→ BRIEF: Print every entry exactly as written.
--
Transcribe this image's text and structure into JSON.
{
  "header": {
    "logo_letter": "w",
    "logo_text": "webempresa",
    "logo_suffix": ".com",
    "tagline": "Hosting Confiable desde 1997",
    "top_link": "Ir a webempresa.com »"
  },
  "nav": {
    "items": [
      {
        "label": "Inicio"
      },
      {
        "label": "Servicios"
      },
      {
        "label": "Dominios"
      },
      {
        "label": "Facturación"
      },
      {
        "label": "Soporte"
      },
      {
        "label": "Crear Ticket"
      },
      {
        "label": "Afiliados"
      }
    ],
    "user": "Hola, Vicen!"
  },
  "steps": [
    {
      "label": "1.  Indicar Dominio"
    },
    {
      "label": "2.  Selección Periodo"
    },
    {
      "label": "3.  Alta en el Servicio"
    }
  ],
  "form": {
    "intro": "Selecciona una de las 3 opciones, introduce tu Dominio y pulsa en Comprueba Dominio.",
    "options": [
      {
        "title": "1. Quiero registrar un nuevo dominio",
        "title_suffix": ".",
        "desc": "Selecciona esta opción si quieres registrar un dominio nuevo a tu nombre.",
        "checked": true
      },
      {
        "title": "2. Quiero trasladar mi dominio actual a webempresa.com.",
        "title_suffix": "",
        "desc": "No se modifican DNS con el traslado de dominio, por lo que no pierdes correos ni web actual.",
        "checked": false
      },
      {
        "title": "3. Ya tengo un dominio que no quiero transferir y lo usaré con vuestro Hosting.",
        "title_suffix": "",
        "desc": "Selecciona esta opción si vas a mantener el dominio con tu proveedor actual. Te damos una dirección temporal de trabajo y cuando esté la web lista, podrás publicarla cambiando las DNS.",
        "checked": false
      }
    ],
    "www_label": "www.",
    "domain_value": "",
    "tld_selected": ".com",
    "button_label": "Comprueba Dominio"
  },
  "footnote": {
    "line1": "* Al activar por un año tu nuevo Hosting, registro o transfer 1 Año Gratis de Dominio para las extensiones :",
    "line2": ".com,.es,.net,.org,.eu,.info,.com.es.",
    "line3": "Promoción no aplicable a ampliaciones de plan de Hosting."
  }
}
--
→ TASK RESULT:
Transcribe this image's text and structure into JSON.
{
  "header": {
    "logo_letter": "w",
    "logo_text": "webempresa",
    "logo_suffix": ".com",
    "tagline": "Hosting Confiable desde 1997",
    "top_link": "Ir a webempresa.com »"
  },
  "nav": {
    "items": [
      {
        "label": "Inicio"
      },
      {
        "label": "Servicios"
      },
      {
        "label": "Dominios"
      },
      {
        "label": "Facturación"
      },
      {
        "label": "Soporte"
      },
      {
        "label": "Crear Ticket"
      },
      {
        "label": "Afiliados"
      }
    ],
    "user": "Hola, Vicen!"
  },
  "steps": [
    {
      "label": "1.  Indicar Dominio"
    },
    {
      "label": "2.  Selección Periodo"
    },
    {
      "label": "3.  Alta en el Servicio"
    }
  ],
  "form": {
    "intro": "Selecciona una de las 3 opciones, introduce tu Dominio y pulsa en Comprueba Dominio.",
    "options": [
      {
        "title": "1. Quiero registrar un nuevo dominio",
        "title_suffix": ".",
        "desc": "Selecciona esta opción si quieres registrar un dominio nuevo a tu nombre.",
        "checked": true
      },
      {
        "title": "2. Quiero trasladar mi dominio actual a webempresa.com.",
        "title_suffix": "",
        "desc": "No se modifican DNS con el traslado de dominio, por lo que no pierdes correos ni web actual.",
        "checked": false
      },
      {
        "title": "3. Ya tengo un dominio que no quiero transferir y lo usaré con vuestro Hosting.",
        "title_suffix": "",
        "desc": "Selecciona esta opción si vas a mantener el dominio con tu proveedor actual. Te damos una dirección temporal de trabajo y cuando esté la web lista, podrás publicarla cambiando las DNS.",
        "checked": false
      }
    ],
    "www_label": "www.",
    "domain_value": "",
    "tld_selected": ".com",
    "button_label": "Comprueba Dominio"
  },
  "footnote": {
    "line1": "* Al activar por un año tu nuevo Hosting, registro o transfer 1 Año Gratis de Dominio para las extensiones :",
    "line2": ".com,.es,.net,.org,.eu,.info,.com.es.",
    "line3": "Promoción no aplicable a ampliaciones de plan de Hosting."
  }
}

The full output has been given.